**GIVEN DATA:**
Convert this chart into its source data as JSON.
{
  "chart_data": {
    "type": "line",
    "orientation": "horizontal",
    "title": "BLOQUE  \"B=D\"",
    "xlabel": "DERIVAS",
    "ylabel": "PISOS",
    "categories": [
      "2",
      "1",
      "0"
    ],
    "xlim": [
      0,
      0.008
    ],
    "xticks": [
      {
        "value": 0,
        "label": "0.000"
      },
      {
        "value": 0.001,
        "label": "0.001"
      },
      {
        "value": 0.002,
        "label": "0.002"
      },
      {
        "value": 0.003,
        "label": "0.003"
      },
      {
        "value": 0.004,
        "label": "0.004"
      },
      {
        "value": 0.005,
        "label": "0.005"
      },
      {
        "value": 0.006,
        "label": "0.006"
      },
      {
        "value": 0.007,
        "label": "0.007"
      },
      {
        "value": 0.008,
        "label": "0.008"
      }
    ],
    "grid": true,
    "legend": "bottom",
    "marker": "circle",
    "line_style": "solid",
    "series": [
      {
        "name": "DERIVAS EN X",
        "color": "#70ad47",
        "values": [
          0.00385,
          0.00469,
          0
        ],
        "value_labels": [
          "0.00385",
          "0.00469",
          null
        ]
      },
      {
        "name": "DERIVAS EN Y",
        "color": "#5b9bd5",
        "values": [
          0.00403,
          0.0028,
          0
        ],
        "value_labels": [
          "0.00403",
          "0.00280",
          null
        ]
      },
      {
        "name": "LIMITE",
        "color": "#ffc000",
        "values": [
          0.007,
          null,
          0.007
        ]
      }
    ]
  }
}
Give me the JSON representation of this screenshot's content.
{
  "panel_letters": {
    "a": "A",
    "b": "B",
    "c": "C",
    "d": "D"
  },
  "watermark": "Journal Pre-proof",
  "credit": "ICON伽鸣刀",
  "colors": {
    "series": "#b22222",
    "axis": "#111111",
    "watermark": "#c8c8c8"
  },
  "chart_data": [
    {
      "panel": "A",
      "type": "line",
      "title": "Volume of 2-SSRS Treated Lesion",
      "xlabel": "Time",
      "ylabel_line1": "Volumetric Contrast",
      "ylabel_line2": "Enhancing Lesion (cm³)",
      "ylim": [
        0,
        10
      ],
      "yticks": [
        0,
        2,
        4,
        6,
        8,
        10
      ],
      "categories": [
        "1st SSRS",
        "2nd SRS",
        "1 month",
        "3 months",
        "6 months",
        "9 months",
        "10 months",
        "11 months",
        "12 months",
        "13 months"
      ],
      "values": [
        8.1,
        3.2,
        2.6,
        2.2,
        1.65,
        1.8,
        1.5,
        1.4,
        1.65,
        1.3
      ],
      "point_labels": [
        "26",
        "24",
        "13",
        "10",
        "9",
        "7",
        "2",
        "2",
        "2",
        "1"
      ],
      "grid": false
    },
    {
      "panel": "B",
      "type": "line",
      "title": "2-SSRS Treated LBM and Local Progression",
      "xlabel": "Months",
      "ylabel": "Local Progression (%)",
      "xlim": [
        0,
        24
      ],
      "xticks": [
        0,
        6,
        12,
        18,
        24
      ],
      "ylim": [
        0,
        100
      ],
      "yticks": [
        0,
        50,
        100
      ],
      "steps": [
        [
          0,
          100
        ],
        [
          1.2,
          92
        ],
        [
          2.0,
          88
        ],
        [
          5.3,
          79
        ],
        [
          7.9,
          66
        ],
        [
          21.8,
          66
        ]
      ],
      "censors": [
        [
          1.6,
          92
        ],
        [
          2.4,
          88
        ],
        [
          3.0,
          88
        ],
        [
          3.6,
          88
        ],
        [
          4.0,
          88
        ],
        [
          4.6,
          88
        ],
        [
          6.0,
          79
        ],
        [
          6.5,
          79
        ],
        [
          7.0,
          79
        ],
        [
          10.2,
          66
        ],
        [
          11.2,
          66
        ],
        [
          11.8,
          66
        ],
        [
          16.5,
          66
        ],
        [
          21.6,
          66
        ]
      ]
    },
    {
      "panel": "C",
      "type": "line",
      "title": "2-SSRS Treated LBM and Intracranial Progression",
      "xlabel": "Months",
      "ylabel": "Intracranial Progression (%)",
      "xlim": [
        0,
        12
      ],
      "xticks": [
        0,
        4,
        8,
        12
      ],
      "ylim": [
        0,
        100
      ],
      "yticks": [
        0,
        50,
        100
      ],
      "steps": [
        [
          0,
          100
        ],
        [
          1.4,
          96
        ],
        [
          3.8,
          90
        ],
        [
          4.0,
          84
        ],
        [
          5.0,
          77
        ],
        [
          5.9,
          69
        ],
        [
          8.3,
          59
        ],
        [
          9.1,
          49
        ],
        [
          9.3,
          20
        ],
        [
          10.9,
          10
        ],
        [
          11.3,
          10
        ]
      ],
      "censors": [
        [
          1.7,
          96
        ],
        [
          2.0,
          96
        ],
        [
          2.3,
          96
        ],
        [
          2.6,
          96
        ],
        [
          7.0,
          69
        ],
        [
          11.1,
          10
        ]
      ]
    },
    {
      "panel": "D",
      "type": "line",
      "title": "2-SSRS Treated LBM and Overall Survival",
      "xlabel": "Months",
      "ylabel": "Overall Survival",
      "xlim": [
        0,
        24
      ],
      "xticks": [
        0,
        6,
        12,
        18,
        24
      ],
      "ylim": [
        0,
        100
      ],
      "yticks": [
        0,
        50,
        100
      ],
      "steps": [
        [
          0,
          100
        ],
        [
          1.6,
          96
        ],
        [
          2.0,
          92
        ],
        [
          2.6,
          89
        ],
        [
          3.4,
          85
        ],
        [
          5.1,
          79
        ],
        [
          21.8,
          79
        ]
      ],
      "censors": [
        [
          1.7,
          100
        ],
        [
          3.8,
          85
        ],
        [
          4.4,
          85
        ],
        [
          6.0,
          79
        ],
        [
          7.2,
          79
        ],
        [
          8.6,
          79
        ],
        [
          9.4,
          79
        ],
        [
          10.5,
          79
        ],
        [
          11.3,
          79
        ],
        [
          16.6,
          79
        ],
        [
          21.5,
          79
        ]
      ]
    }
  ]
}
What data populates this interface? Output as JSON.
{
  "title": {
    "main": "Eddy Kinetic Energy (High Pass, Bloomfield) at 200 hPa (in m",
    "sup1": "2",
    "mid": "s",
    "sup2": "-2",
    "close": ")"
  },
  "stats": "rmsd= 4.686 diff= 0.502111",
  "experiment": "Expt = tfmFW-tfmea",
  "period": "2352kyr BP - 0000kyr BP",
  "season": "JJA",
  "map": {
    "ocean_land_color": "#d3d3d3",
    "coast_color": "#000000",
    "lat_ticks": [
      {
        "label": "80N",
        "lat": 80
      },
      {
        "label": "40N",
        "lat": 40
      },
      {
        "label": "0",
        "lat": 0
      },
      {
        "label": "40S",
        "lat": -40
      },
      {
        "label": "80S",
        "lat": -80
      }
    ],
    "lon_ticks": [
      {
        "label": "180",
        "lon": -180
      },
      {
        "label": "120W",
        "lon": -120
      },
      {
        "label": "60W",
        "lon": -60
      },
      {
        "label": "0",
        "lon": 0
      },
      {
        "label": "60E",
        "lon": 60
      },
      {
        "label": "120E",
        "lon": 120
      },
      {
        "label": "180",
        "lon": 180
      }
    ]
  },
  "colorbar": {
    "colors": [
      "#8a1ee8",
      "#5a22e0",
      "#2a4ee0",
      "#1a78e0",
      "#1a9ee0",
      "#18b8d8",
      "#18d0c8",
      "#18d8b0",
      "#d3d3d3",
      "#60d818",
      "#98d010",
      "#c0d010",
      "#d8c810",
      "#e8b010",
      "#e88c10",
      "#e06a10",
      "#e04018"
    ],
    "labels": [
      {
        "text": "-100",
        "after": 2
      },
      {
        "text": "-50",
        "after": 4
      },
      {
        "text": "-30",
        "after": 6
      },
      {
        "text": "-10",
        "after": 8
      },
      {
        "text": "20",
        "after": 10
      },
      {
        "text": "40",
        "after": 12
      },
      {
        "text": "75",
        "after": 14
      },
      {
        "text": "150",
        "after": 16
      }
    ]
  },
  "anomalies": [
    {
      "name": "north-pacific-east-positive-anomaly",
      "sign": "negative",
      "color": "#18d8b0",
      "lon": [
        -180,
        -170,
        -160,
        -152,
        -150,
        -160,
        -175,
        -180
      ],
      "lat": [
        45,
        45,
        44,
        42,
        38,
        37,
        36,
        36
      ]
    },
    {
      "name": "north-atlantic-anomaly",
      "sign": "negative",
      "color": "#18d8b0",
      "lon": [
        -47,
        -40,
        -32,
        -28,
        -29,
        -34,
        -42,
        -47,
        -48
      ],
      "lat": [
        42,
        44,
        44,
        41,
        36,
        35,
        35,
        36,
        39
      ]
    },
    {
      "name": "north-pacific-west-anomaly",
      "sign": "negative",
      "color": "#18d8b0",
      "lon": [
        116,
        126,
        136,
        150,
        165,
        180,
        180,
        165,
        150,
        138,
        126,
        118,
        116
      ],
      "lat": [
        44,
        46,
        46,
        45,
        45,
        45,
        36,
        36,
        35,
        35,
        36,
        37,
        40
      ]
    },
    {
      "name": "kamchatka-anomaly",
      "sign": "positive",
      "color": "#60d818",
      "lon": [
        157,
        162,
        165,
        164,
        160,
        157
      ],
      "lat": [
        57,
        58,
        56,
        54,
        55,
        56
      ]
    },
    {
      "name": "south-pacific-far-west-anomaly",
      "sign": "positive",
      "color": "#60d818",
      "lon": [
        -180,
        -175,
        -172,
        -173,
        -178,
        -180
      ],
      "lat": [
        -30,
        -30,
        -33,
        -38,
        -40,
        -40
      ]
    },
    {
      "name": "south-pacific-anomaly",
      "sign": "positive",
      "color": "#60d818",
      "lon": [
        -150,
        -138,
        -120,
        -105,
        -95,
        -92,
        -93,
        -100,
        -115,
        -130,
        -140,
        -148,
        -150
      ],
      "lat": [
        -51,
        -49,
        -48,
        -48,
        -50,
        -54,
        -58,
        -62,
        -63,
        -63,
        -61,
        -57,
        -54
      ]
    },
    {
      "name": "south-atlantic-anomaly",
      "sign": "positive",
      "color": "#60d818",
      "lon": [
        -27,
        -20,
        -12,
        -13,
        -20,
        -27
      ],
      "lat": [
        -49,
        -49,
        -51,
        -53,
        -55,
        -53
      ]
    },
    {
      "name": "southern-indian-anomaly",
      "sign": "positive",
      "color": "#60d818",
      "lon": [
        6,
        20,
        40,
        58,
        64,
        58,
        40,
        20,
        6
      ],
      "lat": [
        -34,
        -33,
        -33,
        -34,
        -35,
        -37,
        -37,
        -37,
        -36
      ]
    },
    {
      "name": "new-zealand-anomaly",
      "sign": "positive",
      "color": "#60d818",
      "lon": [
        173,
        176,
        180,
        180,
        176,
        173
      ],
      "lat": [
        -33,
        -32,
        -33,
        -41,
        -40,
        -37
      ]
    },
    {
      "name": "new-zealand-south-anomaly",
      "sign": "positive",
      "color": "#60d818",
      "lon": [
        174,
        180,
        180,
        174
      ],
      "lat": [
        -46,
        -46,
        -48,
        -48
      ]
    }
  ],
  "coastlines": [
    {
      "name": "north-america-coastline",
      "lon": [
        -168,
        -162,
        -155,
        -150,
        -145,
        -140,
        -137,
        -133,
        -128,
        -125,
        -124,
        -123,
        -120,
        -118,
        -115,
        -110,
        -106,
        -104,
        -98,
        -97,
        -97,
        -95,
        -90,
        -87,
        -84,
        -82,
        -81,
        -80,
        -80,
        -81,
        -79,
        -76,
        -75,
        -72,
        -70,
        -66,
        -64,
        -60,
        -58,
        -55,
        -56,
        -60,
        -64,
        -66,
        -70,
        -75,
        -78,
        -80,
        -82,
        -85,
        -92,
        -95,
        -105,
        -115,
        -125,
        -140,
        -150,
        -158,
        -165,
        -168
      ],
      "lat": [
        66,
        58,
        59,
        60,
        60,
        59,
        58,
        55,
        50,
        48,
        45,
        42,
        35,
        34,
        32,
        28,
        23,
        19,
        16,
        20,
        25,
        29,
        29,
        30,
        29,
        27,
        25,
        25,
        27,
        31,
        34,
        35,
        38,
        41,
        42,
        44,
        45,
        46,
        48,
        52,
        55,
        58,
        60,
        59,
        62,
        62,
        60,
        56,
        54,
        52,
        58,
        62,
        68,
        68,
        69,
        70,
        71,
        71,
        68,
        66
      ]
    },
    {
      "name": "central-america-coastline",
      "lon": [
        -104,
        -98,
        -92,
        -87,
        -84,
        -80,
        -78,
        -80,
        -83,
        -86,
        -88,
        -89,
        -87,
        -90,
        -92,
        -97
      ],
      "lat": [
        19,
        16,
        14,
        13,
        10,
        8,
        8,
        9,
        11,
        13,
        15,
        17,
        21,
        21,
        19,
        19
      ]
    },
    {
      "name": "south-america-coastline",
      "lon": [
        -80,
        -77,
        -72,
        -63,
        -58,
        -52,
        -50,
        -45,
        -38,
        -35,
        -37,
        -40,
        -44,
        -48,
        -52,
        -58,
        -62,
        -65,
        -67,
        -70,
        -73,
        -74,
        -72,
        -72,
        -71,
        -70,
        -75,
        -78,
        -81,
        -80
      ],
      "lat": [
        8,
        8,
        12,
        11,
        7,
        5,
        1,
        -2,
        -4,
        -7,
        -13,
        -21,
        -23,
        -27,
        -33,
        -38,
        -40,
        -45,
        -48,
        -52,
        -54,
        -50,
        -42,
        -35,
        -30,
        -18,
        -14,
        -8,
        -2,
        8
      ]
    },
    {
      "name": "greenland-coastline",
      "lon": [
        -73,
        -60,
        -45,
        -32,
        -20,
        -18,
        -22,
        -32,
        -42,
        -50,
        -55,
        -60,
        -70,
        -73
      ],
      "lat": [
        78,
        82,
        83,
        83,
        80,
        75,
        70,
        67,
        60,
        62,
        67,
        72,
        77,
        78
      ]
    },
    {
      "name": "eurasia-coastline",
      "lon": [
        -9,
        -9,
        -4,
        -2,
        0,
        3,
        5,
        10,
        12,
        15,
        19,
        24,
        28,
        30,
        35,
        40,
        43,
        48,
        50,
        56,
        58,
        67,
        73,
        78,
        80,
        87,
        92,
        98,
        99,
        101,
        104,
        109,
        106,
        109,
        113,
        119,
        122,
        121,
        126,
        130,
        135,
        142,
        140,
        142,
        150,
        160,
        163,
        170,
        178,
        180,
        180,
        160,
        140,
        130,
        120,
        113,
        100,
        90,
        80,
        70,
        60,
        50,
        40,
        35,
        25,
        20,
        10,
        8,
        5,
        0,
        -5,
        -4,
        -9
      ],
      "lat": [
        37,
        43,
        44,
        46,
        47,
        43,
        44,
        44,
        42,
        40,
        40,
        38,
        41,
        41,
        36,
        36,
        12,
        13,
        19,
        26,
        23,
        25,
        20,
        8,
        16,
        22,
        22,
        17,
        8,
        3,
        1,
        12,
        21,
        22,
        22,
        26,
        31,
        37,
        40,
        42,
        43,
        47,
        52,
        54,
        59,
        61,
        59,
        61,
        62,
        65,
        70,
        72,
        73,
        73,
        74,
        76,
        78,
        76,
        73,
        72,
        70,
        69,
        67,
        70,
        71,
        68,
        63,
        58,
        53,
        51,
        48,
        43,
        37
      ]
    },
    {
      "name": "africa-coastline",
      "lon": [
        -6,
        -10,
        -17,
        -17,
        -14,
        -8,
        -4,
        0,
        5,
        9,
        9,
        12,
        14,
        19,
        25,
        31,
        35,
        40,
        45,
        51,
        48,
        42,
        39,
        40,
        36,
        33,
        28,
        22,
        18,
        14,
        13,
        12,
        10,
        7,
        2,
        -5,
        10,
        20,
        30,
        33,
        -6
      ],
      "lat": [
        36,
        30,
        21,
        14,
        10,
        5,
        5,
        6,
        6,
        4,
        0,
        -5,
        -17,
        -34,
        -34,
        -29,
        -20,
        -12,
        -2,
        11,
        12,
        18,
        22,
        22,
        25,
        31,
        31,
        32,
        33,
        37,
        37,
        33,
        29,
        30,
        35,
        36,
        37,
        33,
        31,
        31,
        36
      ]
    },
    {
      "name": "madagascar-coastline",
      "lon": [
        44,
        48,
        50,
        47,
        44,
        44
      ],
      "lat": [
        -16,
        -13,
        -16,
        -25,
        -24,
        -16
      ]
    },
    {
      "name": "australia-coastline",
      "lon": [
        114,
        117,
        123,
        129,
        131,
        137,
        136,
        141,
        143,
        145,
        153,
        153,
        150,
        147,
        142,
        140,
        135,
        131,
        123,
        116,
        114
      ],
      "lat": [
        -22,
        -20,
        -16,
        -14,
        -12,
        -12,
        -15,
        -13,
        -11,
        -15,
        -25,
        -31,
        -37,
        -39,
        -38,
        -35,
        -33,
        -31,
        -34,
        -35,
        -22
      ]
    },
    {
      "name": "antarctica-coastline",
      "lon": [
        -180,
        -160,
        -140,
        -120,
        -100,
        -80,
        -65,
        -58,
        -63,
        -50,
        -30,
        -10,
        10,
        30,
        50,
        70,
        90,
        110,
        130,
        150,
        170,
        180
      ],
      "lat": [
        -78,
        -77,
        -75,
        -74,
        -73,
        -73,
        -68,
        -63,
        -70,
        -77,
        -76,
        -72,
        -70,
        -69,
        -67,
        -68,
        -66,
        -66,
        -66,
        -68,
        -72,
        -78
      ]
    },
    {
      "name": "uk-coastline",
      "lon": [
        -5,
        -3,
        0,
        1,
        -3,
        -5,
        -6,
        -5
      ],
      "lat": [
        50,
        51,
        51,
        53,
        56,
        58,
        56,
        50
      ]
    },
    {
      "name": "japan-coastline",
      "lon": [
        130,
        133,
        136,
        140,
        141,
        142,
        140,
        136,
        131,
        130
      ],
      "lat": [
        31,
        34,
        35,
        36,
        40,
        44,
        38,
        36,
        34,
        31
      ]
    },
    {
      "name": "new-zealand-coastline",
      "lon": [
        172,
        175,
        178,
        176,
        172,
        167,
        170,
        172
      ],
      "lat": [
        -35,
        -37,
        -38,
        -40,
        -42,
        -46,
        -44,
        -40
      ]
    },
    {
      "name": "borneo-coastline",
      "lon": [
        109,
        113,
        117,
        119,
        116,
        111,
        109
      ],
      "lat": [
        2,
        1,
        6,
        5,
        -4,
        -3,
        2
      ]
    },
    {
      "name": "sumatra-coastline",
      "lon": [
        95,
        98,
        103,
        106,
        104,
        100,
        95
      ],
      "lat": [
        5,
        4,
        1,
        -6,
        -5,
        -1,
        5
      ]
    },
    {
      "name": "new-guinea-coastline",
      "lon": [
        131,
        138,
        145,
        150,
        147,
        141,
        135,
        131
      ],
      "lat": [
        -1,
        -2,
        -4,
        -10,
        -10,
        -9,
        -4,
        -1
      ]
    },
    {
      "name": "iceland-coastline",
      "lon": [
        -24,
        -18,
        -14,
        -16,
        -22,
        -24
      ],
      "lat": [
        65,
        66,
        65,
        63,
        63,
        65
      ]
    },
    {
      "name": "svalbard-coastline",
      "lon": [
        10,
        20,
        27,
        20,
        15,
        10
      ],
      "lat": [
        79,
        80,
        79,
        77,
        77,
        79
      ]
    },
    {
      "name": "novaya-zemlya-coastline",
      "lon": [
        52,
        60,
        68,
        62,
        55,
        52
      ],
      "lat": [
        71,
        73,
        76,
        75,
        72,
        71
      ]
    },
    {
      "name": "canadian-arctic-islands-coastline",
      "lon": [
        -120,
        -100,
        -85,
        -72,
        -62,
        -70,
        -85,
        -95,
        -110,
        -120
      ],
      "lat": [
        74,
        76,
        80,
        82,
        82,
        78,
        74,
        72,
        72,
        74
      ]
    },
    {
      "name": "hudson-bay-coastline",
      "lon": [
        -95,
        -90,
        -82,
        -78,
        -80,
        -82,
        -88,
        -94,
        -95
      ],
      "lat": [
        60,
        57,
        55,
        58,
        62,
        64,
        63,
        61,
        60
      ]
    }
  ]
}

**WHAT TO PRODUCE:**
Tell how many lines contain the word "Local", using only the number.

**FINISHED TASK:**
2